# What is asked
In the entries below, identify every line with the string "percentile" and copy it.

# Provided entries
▼

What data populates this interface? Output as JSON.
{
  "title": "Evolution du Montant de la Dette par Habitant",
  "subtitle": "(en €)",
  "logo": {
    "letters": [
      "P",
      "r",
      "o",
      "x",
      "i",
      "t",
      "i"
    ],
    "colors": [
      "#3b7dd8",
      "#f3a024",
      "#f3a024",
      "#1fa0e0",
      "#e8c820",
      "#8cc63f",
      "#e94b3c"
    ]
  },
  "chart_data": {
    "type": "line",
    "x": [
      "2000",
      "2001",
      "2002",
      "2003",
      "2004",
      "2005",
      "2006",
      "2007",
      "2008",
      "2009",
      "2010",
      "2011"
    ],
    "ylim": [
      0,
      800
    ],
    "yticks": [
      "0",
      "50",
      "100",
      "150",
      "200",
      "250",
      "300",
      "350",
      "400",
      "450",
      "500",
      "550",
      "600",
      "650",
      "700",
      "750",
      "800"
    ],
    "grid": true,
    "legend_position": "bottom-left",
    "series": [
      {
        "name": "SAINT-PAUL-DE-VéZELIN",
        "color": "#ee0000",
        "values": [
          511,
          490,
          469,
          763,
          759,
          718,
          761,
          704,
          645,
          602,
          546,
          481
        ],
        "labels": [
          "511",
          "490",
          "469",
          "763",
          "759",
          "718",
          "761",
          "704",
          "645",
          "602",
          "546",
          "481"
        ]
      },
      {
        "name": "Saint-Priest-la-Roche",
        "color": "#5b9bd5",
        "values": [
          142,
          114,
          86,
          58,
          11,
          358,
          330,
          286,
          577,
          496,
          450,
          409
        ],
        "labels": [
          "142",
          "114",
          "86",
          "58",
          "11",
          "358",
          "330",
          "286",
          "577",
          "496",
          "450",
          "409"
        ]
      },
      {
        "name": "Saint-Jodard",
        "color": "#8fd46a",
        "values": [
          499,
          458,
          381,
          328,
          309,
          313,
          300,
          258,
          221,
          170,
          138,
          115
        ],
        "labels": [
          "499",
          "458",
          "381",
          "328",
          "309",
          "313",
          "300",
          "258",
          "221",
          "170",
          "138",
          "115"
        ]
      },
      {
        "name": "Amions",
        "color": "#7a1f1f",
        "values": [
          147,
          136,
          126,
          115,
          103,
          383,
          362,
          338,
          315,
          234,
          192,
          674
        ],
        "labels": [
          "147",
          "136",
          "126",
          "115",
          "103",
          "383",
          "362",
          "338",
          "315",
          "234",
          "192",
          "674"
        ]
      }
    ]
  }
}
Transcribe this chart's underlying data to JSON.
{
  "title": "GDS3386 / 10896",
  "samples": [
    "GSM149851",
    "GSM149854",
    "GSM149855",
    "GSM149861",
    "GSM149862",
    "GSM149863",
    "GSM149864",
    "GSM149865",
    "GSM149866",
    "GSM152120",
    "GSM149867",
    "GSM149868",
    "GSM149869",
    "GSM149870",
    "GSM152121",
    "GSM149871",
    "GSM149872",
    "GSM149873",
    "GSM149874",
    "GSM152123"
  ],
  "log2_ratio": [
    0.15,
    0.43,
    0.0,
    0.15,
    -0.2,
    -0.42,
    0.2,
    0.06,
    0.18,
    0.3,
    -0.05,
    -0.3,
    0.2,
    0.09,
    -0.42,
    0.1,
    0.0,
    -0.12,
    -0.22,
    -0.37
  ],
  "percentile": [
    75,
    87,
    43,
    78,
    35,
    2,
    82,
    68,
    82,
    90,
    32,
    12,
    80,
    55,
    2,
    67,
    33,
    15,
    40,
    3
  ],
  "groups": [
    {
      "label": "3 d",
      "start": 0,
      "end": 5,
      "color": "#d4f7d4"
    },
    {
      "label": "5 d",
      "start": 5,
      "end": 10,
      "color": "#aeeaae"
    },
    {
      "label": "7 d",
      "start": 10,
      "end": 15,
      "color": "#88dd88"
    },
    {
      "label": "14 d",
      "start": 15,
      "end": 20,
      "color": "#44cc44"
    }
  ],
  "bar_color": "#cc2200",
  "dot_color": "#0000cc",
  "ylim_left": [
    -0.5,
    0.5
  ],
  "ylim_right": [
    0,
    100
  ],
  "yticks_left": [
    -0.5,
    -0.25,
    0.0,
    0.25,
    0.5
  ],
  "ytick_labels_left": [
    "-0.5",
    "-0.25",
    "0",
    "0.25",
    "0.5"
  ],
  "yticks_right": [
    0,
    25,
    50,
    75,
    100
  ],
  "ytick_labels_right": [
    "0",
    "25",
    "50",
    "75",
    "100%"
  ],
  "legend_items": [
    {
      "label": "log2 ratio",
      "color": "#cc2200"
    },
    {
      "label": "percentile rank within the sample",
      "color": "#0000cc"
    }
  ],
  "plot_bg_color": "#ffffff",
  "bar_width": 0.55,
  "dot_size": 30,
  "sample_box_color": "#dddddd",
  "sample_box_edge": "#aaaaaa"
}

▲

# Problem solution
  "percentile": [
      "label": "percentile rank within the sample",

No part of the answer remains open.